■ **Task goal**
What follows is a block of records; restate each one word for word.

···

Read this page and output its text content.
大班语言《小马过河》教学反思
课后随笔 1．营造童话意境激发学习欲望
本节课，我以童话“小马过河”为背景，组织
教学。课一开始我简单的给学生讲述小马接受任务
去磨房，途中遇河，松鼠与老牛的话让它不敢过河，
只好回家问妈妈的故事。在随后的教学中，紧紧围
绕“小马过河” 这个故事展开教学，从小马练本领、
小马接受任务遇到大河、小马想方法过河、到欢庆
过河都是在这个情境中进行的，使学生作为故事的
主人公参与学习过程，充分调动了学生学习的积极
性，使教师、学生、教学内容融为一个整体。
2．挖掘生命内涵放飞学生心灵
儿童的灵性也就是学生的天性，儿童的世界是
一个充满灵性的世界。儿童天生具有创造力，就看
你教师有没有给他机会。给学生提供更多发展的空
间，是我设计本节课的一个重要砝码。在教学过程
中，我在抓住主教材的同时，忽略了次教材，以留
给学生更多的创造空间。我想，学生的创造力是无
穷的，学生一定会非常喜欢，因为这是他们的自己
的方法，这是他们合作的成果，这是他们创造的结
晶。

···

■ **Problem solution**
Read this page and output its text content.
大班语言《小马过河》教学反思
课后随笔 1．营造童话意境激发学习欲望
本节课，我以童话“小马过河”为背景，组织
教学。课一开始我简单的给学生讲述小马接受任务
去磨房，途中遇河，松鼠与老牛的话让它不敢过河，
只好回家问妈妈的故事。在随后的教学中，紧紧围
绕“小马过河” 这个故事展开教学，从小马练本领、
小马接受任务遇到大河、小马想方法过河、到欢庆
过河都是在这个情境中进行的，使学生作为故事的
主人公参与学习过程，充分调动了学生学习的积极
性，使教师、学生、教学内容融为一个整体。
2．挖掘生命内涵放飞学生心灵
儿童的灵性也就是学生的天性，儿童的世界是
一个充满灵性的世界。儿童天生具有创造力，就看
你教师有没有给他机会。给学生提供更多发展的空
间，是我设计本节课的一个重要砝码。在教学过程
中，我在抓住主教材的同时，忽略了次教材，以留
给学生更多的创造空间。我想，学生的创造力是无
穷的，学生一定会非常喜欢，因为这是他们的自己
的方法，这是他们合作的成果，这是他们创造的结
晶。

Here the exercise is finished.